— start of Extracted entries —
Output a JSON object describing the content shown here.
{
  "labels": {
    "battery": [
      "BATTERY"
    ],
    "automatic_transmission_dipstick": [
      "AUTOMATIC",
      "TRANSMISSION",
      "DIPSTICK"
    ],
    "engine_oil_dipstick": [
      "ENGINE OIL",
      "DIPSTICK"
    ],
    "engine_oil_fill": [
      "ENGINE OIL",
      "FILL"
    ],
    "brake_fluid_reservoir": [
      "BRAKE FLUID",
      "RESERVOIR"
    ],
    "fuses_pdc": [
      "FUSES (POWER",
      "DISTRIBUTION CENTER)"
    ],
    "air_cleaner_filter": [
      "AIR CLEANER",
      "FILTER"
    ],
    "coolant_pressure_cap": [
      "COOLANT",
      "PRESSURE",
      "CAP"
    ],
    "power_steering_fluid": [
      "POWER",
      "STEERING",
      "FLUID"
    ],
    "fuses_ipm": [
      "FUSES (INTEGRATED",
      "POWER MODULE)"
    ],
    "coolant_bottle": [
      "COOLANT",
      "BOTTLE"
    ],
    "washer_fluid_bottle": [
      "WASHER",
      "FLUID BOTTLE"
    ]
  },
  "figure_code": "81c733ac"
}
— end of Extracted entries —
Reproduce every record, matching each line exactly.

Task response:
Output a JSON object describing the content shown here.
{
  "labels": {
    "battery": [
      "BATTERY"
    ],
    "automatic_transmission_dipstick": [
      "AUTOMATIC",
      "TRANSMISSION",
      "DIPSTICK"
    ],
    "engine_oil_dipstick": [
      "ENGINE OIL",
      "DIPSTICK"
    ],
    "engine_oil_fill": [
      "ENGINE OIL",
      "FILL"
    ],
    "brake_fluid_reservoir": [
      "BRAKE FLUID",
      "RESERVOIR"
    ],
    "fuses_pdc": [
      "FUSES (POWER",
      "DISTRIBUTION CENTER)"
    ],
    "air_cleaner_filter": [
      "AIR CLEANER",
      "FILTER"
    ],
    "coolant_pressure_cap": [
      "COOLANT",
      "PRESSURE",
      "CAP"
    ],
    "power_steering_fluid": [
      "POWER",
      "STEERING",
      "FLUID"
    ],
    "fuses_ipm": [
      "FUSES (INTEGRATED",
      "POWER MODULE)"
    ],
    "coolant_bottle": [
      "COOLANT",
      "BOTTLE"
    ],
    "washer_fluid_bottle": [
      "WASHER",
      "FLUID BOTTLE"
    ]
  },
  "figure_code": "81c733ac"
}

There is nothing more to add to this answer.